*WORK TO COMPLETE*: Go through the listing beneath this task and return every line that carries the string "повноважень".

*SUPPLIED ENTRIES*:

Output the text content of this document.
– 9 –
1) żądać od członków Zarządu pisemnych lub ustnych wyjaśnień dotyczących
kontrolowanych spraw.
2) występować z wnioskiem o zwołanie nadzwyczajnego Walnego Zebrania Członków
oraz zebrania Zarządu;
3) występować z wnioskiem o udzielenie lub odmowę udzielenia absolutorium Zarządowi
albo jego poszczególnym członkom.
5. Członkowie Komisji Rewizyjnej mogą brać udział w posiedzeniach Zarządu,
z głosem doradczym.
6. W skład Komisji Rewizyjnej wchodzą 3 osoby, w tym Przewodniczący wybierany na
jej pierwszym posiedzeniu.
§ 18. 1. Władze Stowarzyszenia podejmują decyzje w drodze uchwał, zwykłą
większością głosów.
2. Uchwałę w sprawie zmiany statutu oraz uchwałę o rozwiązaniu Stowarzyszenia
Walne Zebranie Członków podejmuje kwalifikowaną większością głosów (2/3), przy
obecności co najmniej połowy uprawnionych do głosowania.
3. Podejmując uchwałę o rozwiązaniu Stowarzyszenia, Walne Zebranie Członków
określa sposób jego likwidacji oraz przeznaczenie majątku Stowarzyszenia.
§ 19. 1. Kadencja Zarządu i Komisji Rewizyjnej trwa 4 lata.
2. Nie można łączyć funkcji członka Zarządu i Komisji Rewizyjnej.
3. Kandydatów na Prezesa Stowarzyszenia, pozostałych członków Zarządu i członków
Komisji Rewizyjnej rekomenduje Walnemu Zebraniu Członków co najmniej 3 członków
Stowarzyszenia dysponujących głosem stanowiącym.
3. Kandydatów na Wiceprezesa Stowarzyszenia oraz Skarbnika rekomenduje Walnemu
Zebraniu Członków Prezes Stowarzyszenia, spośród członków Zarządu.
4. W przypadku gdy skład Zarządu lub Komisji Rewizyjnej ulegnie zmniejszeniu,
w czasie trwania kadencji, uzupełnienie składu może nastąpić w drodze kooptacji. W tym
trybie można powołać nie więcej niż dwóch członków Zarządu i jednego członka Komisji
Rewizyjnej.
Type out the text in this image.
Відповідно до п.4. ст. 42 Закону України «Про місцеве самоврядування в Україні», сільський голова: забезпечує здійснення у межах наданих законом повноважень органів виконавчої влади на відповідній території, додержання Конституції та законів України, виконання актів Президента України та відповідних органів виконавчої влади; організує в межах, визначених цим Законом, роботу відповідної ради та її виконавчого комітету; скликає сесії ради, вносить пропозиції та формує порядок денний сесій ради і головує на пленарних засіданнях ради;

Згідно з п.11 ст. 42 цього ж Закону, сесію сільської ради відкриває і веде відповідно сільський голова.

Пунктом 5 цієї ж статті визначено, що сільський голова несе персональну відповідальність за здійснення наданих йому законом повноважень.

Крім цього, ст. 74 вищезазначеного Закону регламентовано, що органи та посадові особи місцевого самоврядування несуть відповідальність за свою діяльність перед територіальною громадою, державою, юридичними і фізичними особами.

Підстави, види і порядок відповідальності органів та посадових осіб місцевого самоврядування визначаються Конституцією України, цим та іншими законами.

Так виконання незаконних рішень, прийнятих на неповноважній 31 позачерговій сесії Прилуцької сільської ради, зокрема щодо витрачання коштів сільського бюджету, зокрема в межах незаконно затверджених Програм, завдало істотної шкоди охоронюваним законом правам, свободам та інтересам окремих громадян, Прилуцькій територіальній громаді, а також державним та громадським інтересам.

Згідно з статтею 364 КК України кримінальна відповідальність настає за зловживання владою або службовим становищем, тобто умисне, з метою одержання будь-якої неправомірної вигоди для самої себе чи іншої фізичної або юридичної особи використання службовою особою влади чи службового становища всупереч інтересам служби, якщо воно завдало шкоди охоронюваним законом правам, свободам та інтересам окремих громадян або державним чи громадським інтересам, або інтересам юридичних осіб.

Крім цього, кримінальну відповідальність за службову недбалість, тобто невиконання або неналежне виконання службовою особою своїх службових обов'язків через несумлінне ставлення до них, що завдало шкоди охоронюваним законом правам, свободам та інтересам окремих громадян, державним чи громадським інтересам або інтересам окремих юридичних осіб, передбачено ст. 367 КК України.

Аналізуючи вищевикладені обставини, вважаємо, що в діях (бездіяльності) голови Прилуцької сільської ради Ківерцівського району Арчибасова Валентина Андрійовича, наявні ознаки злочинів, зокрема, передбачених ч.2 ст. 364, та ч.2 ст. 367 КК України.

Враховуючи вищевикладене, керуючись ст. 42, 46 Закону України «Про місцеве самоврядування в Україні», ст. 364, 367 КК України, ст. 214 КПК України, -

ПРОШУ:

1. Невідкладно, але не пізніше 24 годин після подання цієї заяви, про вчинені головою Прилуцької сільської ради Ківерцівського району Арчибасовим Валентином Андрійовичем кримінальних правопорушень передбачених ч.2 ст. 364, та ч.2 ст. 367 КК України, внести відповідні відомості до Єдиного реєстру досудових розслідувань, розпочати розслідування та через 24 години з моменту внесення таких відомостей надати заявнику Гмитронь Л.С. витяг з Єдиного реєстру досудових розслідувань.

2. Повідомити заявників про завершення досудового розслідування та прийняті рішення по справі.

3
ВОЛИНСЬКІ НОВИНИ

*COMPLETED TASK*:
Відповідно до п.4. ст. 42 Закону України «Про місцеве самоврядування в Україні», сільський голова: забезпечує здійснення у межах наданих законом повноважень органів виконавчої влади на відповідній території, додержання Конституції та законів України, виконання актів Президента України та відповідних органів виконавчої влади; організує в межах, визначених цим Законом, роботу відповідної ради та її виконавчого комітету; скликає сесії ради, вносить пропозиції та формує порядок денний сесій ради і головує на пленарних засіданнях ради;
Пунктом 5 цієї ж статті визначено, що сільський голова несе персональну відповідальність за здійснення наданих йому законом повноважень.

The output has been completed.